[Data entries]
============================================================

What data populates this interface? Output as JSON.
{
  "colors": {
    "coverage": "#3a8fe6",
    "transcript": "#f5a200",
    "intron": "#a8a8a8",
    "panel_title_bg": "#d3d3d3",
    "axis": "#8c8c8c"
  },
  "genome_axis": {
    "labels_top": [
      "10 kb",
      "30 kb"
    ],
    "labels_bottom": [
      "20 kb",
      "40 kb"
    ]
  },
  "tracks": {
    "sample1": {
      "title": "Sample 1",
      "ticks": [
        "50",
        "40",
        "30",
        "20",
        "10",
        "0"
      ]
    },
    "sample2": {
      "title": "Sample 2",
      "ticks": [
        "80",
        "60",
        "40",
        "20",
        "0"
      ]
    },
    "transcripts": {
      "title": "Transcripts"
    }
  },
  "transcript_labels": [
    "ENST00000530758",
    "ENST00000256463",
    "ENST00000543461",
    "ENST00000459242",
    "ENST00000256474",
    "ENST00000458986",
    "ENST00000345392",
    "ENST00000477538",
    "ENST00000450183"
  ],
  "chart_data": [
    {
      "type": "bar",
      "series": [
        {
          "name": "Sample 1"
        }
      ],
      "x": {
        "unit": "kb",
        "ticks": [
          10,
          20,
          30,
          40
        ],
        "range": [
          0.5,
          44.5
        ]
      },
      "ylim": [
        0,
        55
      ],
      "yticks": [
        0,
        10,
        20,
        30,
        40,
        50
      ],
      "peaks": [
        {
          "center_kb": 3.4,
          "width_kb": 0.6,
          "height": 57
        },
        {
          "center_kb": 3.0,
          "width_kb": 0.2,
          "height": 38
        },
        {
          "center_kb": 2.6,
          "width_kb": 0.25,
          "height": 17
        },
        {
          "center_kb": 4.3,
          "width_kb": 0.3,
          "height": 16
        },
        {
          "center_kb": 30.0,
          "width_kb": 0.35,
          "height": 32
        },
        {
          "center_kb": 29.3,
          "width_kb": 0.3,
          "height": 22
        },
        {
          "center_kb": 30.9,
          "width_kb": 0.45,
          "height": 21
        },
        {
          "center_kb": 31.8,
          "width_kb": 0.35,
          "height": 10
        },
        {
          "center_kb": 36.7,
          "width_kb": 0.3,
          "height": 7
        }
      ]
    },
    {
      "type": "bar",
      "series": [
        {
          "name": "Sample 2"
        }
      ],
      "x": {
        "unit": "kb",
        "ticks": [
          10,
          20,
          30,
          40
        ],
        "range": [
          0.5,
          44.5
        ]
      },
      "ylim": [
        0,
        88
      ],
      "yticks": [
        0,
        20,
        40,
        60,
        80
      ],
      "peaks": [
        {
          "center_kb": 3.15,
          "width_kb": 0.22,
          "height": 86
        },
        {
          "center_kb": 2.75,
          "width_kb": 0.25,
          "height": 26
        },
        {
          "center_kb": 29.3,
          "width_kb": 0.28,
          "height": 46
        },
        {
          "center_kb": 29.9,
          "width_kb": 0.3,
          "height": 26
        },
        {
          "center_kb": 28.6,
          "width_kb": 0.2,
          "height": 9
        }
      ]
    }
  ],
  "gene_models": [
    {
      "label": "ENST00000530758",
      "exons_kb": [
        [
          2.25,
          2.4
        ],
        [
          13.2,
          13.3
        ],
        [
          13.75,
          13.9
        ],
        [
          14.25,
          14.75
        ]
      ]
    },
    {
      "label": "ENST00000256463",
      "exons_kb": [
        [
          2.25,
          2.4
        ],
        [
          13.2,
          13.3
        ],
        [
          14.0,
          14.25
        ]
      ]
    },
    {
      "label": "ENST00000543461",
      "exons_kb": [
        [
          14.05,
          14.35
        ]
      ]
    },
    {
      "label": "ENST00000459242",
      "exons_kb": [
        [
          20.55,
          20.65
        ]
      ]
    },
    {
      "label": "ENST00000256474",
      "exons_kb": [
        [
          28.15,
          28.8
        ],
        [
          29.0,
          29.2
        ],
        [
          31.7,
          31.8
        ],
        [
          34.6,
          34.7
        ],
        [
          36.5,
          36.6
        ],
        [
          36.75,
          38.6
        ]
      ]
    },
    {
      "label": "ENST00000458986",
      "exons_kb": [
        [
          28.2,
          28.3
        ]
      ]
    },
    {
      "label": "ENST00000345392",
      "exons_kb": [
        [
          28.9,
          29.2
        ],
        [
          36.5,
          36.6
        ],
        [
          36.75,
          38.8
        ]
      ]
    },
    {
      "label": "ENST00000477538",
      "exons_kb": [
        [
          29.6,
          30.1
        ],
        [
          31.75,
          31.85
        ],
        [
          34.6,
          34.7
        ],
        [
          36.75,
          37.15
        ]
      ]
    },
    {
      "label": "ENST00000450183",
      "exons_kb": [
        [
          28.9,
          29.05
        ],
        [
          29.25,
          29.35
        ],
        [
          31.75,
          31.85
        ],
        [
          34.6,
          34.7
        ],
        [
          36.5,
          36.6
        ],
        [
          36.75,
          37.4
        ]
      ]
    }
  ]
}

============================================================

### WHAT TO DO
Reproduce all the records. Keep them exact, please.

### SOLUTION TO THE PROBLEM
What data populates this interface? Output as JSON.
{
  "colors": {
    "coverage": "#3a8fe6",
    "transcript": "#f5a200",
    "intron": "#a8a8a8",
    "panel_title_bg": "#d3d3d3",
    "axis": "#8c8c8c"
  },
  "genome_axis": {
    "labels_top": [
      "10 kb",
      "30 kb"
    ],
    "labels_bottom": [
      "20 kb",
      "40 kb"
    ]
  },
  "tracks": {
    "sample1": {
      "title": "Sample 1",
      "ticks": [
        "50",
        "40",
        "30",
        "20",
        "10",
        "0"
      ]
    },
    "sample2": {
      "title": "Sample 2",
      "ticks": [
        "80",
        "60",
        "40",
        "20",
        "0"
      ]
    },
    "transcripts": {
      "title": "Transcripts"
    }
  },
  "transcript_labels": [
    "ENST00000530758",
    "ENST00000256463",
    "ENST00000543461",
    "ENST00000459242",
    "ENST00000256474",
    "ENST00000458986",
    "ENST00000345392",
    "ENST00000477538",
    "ENST00000450183"
  ],
  "chart_data": [
    {
      "type": "bar",
      "series": [
        {
          "name": "Sample 1"
        }
      ],
      "x": {
        "unit": "kb",
        "ticks": [
          10,
          20,
          30,
          40
        ],
        "range": [
          0.5,
          44.5
        ]
      },
      "ylim": [
        0,
        55
      ],
      "yticks": [
        0,
        10,
        20,
        30,
        40,
        50
      ],
      "peaks": [
        {
          "center_kb": 3.4,
          "width_kb": 0.6,
          "height": 57
        },
        {
          "center_kb": 3.0,
          "width_kb": 0.2,
          "height": 38
        },
        {
          "center_kb": 2.6,
          "width_kb": 0.25,
          "height": 17
        },
        {
          "center_kb": 4.3,
          "width_kb": 0.3,
          "height": 16
        },
        {
          "center_kb": 30.0,
          "width_kb": 0.35,
          "height": 32
        },
        {
          "center_kb": 29.3,
          "width_kb": 0.3,
          "height": 22
        },
        {
          "center_kb": 30.9,
          "width_kb": 0.45,
          "height": 21
        },
        {
          "center_kb": 31.8,
          "width_kb": 0.35,
          "height": 10
        },
        {
          "center_kb": 36.7,
          "width_kb": 0.3,
          "height": 7
        }
      ]
    },
    {
      "type": "bar",
      "series": [
        {
          "name": "Sample 2"
        }
      ],
      "x": {
        "unit": "kb",
        "ticks": [
          10,
          20,
          30,
          40
        ],
        "range": [
          0.5,
          44.5
        ]
      },
      "ylim": [
        0,
        88
      ],
      "yticks": [
        0,
        20,
        40,
        60,
        80
      ],
      "peaks": [
        {
          "center_kb": 3.15,
          "width_kb": 0.22,
          "height": 86
        },
        {
          "center_kb": 2.75,
          "width_kb": 0.25,
          "height": 26
        },
        {
          "center_kb": 29.3,
          "width_kb": 0.28,
          "height": 46
        },
        {
          "center_kb": 29.9,
          "width_kb": 0.3,
          "height": 26
        },
        {
          "center_kb": 28.6,
          "width_kb": 0.2,
          "height": 9
        }
      ]
    }
  ],
  "gene_models": [
    {
      "label": "ENST00000530758",
      "exons_kb": [
        [
          2.25,
          2.4
        ],
        [
          13.2,
          13.3
        ],
        [
          13.75,
          13.9
        ],
        [
          14.25,
          14.75
        ]
      ]
    },
    {
      "label": "ENST00000256463",
      "exons_kb": [
        [
          2.25,
          2.4
        ],
        [
          13.2,
          13.3
        ],
        [
          14.0,
          14.25
        ]
      ]
    },
    {
      "label": "ENST00000543461",
      "exons_kb": [
        [
          14.05,
          14.35
        ]
      ]
    },
    {
      "label": "ENST00000459242",
      "exons_kb": [
        [
          20.55,
          20.65
        ]
      ]
    },
    {
      "label": "ENST00000256474",
      "exons_kb": [
        [
          28.15,
          28.8
        ],
        [
          29.0,
          29.2
        ],
        [
          31.7,
          31.8
        ],
        [
          34.6,
          34.7
        ],
        [
          36.5,
          36.6
        ],
        [
          36.75,
          38.6
        ]
      ]
    },
    {
      "label": "ENST00000458986",
      "exons_kb": [
        [
          28.2,
          28.3
        ]
      ]
    },
    {
      "label": "ENST00000345392",
      "exons_kb": [
        [
          28.9,
          29.2
        ],
        [
          36.5,
          36.6
        ],
        [
          36.75,
          38.8
        ]
      ]
    },
    {
      "label": "ENST00000477538",
      "exons_kb": [
        [
          29.6,
          30.1
        ],
        [
          31.75,
          31.85
        ],
        [
          34.6,
          34.7
        ],
        [
          36.75,
          37.15
        ]
      ]
    },
    {
      "label": "ENST00000450183",
      "exons_kb": [
        [
          28.9,
          29.05
        ],
        [
          29.25,
          29.35
        ],
        [
          31.75,
          31.85
        ],
        [
          34.6,
          34.7
        ],
        [
          36.5,
          36.6
        ],
        [
          36.75,
          37.4
        ]
      ]
    }
  ]
}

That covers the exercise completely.